Collected data entries:
* * *

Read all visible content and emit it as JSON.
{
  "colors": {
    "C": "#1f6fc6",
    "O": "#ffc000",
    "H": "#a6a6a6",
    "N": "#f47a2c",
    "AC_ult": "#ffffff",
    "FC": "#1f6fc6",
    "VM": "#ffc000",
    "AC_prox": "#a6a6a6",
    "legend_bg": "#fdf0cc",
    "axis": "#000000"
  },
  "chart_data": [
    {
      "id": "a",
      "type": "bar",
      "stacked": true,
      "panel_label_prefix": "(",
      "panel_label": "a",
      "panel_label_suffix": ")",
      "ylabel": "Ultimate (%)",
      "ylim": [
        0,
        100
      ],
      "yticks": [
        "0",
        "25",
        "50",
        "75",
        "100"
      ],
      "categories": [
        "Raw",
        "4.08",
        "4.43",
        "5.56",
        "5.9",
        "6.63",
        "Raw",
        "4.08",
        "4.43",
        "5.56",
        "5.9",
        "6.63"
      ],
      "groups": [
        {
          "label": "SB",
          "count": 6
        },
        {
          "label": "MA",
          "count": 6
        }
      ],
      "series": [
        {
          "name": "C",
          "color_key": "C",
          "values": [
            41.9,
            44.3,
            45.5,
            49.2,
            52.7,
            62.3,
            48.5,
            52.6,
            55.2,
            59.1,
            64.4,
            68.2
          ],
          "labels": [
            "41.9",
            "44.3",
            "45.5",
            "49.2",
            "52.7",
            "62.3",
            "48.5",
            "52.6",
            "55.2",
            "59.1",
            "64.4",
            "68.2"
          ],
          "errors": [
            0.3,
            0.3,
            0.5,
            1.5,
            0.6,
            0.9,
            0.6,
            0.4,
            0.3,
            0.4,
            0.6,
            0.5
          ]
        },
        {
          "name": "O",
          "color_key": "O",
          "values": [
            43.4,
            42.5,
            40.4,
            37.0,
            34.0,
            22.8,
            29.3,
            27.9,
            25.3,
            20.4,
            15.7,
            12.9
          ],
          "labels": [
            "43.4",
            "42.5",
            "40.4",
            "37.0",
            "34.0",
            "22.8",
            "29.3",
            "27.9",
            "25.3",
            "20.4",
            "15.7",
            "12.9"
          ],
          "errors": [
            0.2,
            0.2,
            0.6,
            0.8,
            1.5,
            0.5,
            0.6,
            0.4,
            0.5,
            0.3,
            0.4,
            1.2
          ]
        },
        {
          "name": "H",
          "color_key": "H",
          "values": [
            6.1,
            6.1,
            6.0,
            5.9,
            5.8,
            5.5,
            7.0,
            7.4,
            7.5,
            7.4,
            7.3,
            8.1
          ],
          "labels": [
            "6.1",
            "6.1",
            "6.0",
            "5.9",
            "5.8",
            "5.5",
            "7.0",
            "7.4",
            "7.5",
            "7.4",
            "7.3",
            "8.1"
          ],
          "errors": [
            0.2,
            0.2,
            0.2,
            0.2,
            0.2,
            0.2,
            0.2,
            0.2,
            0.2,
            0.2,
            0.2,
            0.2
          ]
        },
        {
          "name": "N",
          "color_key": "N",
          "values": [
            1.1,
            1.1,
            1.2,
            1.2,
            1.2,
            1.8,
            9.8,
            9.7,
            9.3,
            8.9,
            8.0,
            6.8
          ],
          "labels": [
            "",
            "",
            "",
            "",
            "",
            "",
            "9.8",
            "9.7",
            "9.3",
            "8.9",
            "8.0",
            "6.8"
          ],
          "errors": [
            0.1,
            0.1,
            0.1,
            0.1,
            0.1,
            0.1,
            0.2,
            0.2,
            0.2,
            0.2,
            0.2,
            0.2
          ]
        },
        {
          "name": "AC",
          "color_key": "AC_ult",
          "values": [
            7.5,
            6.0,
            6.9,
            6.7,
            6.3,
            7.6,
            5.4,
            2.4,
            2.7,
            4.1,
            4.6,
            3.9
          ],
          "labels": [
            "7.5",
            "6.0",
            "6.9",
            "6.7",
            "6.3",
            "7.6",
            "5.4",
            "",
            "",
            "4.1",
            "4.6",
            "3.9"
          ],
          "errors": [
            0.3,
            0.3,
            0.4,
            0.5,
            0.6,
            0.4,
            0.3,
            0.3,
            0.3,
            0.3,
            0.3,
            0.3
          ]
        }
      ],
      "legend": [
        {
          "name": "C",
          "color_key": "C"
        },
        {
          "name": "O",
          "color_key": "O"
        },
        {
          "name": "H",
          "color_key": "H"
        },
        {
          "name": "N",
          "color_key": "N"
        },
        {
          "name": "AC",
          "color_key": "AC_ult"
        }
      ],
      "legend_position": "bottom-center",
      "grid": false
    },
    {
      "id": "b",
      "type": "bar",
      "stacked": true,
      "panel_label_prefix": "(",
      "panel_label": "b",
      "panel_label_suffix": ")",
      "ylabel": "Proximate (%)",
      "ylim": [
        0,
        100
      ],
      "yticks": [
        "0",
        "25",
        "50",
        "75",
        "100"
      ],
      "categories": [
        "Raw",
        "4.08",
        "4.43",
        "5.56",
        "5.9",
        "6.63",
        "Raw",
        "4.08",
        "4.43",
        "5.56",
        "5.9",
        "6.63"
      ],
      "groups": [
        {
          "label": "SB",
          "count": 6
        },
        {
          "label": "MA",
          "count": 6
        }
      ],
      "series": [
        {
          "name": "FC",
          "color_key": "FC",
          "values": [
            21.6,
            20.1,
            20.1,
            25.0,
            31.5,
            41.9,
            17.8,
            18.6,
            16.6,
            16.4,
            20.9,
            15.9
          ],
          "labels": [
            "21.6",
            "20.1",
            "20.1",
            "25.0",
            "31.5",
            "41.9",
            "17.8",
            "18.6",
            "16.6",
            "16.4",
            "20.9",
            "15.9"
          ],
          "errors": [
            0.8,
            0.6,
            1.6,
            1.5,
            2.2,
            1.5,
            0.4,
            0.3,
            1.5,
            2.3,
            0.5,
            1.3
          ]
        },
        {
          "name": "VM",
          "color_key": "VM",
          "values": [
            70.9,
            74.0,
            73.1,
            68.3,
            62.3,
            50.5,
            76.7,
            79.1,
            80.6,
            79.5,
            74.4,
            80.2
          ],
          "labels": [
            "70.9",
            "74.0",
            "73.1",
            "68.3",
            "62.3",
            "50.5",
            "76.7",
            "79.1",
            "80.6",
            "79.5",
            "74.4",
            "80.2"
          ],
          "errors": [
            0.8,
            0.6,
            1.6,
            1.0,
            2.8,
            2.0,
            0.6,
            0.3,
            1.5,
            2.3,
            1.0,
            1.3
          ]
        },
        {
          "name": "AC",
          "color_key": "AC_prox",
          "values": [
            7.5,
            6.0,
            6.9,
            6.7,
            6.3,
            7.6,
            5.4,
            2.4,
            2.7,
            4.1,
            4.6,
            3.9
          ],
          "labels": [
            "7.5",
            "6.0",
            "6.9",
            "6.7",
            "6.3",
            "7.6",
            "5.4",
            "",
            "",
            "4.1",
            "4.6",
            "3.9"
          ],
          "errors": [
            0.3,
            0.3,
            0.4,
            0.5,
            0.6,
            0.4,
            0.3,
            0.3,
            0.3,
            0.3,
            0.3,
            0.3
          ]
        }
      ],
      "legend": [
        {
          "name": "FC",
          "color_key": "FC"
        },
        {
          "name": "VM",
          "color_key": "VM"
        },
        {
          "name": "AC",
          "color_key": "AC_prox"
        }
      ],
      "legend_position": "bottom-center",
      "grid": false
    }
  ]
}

* * *

Exercise details:
Return the whole listing exactly.

The solution:
Read all visible content and emit it as JSON.
{
  "colors": {
    "C": "#1f6fc6",
    "O": "#ffc000",
    "H": "#a6a6a6",
    "N": "#f47a2c",
    "AC_ult": "#ffffff",
    "FC": "#1f6fc6",
    "VM": "#ffc000",
    "AC_prox": "#a6a6a6",
    "legend_bg": "#fdf0cc",
    "axis": "#000000"
  },
  "chart_data": [
    {
      "id": "a",
      "type": "bar",
      "stacked": true,
      "panel_label_prefix": "(",
      "panel_label": "a",
      "panel_label_suffix": ")",
      "ylabel": "Ultimate (%)",
      "ylim": [
        0,
        100
      ],
      "yticks": [
        "0",
        "25",
        "50",
        "75",
        "100"
      ],
      "categories": [
        "Raw",
        "4.08",
        "4.43",
        "5.56",
        "5.9",
        "6.63",
        "Raw",
        "4.08",
        "4.43",
        "5.56",
        "5.9",
        "6.63"
      ],
      "groups": [
        {
          "label": "SB",
          "count": 6
        },
        {
          "label": "MA",
          "count": 6
        }
      ],
      "series": [
        {
          "name": "C",
          "color_key": "C",
          "values": [
            41.9,
            44.3,
            45.5,
            49.2,
            52.7,
            62.3,
            48.5,
            52.6,
            55.2,
            59.1,
            64.4,
            68.2
          ],
          "labels": [
            "41.9",
            "44.3",
            "45.5",
            "49.2",
            "52.7",
            "62.3",
            "48.5",
            "52.6",
            "55.2",
            "59.1",
            "64.4",
            "68.2"
          ],
          "errors": [
            0.3,
            0.3,
            0.5,
            1.5,
            0.6,
            0.9,
            0.6,
            0.4,
            0.3,
            0.4,
            0.6,
            0.5
          ]
        },
        {
          "name": "O",
          "color_key": "O",
          "values": [
            43.4,
            42.5,
            40.4,
            37.0,
            34.0,
            22.8,
            29.3,
            27.9,
            25.3,
            20.4,
            15.7,
            12.9
          ],
          "labels": [
            "43.4",
            "42.5",
            "40.4",
            "37.0",
            "34.0",
            "22.8",
            "29.3",
            "27.9",
            "25.3",
            "20.4",
            "15.7",
            "12.9"
          ],
          "errors": [
            0.2,
            0.2,
            0.6,
            0.8,
            1.5,
            0.5,
            0.6,
            0.4,
            0.5,
            0.3,
            0.4,
            1.2
          ]
        },
        {
          "name": "H",
          "color_key": "H",
          "values": [
            6.1,
            6.1,
            6.0,
            5.9,
            5.8,
            5.5,
            7.0,
            7.4,
            7.5,
            7.4,
            7.3,
            8.1
          ],
          "labels": [
            "6.1",
            "6.1",
            "6.0",
            "5.9",
            "5.8",
            "5.5",
            "7.0",
            "7.4",
            "7.5",
            "7.4",
            "7.3",
            "8.1"
          ],
          "errors": [
            0.2,
            0.2,
            0.2,
            0.2,
            0.2,
            0.2,
            0.2,
            0.2,
            0.2,
            0.2,
            0.2,
            0.2
          ]
        },
        {
          "name": "N",
          "color_key": "N",
          "values": [
            1.1,
            1.1,
            1.2,
            1.2,
            1.2,
            1.8,
            9.8,
            9.7,
            9.3,
            8.9,
            8.0,
            6.8
          ],
          "labels": [
            "",
            "",
            "",
            "",
            "",
            "",
            "9.8",
            "9.7",
            "9.3",
            "8.9",
            "8.0",
            "6.8"
          ],
          "errors": [
            0.1,
            0.1,
            0.1,
            0.1,
            0.1,
            0.1,
            0.2,
            0.2,
            0.2,
            0.2,
            0.2,
            0.2
          ]
        },
        {
          "name": "AC",
          "color_key": "AC_ult",
          "values": [
            7.5,
            6.0,
            6.9,
            6.7,
            6.3,
            7.6,
            5.4,
            2.4,
            2.7,
            4.1,
            4.6,
            3.9
          ],
          "labels": [
            "7.5",
            "6.0",
            "6.9",
            "6.7",
            "6.3",
            "7.6",
            "5.4",
            "",
            "",
            "4.1",
            "4.6",
            "3.9"
          ],
          "errors": [
            0.3,
            0.3,
            0.4,
            0.5,
            0.6,
            0.4,
            0.3,
            0.3,
            0.3,
            0.3,
            0.3,
            0.3
          ]
        }
      ],
      "legend": [
        {
          "name": "C",
          "color_key": "C"
        },
        {
          "name": "O",
          "color_key": "O"
        },
        {
          "name": "H",
          "color_key": "H"
        },
        {
          "name": "N",
          "color_key": "N"
        },
        {
          "name": "AC",
          "color_key": "AC_ult"
        }
      ],
      "legend_position": "bottom-center",
      "grid": false
    },
    {
      "id": "b",
      "type": "bar",
      "stacked": true,
      "panel_label_prefix": "(",
      "panel_label": "b",
      "panel_label_suffix": ")",
      "ylabel": "Proximate (%)",
      "ylim": [
        0,
        100
      ],
      "yticks": [
        "0",
        "25",
        "50",
        "75",
        "100"
      ],
      "categories": [
        "Raw",
        "4.08",
        "4.43",
        "5.56",
        "5.9",
        "6.63",
        "Raw",
        "4.08",
        "4.43",
        "5.56",
        "5.9",
        "6.63"
      ],
      "groups": [
        {
          "label": "SB",
          "count": 6
        },
        {
          "label": "MA",
          "count": 6
        }
      ],
      "series": [
        {
          "name": "FC",
          "color_key": "FC",
          "values": [
            21.6,
            20.1,
            20.1,
            25.0,
            31.5,
            41.9,
            17.8,
            18.6,
            16.6,
            16.4,
            20.9,
            15.9
          ],
          "labels": [
            "21.6",
            "20.1",
            "20.1",
            "25.0",
            "31.5",
            "41.9",
            "17.8",
            "18.6",
            "16.6",
            "16.4",
            "20.9",
            "15.9"
          ],
          "errors": [
            0.8,
            0.6,
            1.6,
            1.5,
            2.2,
            1.5,
            0.4,
            0.3,
            1.5,
            2.3,
            0.5,
            1.3
          ]
        },
        {
          "name": "VM",
          "color_key": "VM",
          "values": [
            70.9,
            74.0,
            73.1,
            68.3,
            62.3,
            50.5,
            76.7,
            79.1,
            80.6,
            79.5,
            74.4,
            80.2
          ],
          "labels": [
            "70.9",
            "74.0",
            "73.1",
            "68.3",
            "62.3",
            "50.5",
            "76.7",
            "79.1",
            "80.6",
            "79.5",
            "74.4",
            "80.2"
          ],
          "errors": [
            0.8,
            0.6,
            1.6,
            1.0,
            2.8,
            2.0,
            0.6,
            0.3,
            1.5,
            2.3,
            1.0,
            1.3
          ]
        },
        {
          "name": "AC",
          "color_key": "AC_prox",
          "values": [
            7.5,
            6.0,
            6.9,
            6.7,
            6.3,
            7.6,
            5.4,
            2.4,
            2.7,
            4.1,
            4.6,
            3.9
          ],
          "labels": [
            "7.5",
            "6.0",
            "6.9",
            "6.7",
            "6.3",
            "7.6",
            "5.4",
            "",
            "",
            "4.1",
            "4.6",
            "3.9"
          ],
          "errors": [
            0.3,
            0.3,
            0.4,
            0.5,
            0.6,
            0.4,
            0.3,
            0.3,
            0.3,
            0.3,
            0.3,
            0.3
          ]
        }
      ],
      "legend": [
        {
          "name": "FC",
          "color_key": "FC"
        },
        {
          "name": "VM",
          "color_key": "VM"
        },
        {
          "name": "AC",
          "color_key": "AC_prox"
        }
      ],
      "legend_position": "bottom-center",
      "grid": false
    }
  ]
}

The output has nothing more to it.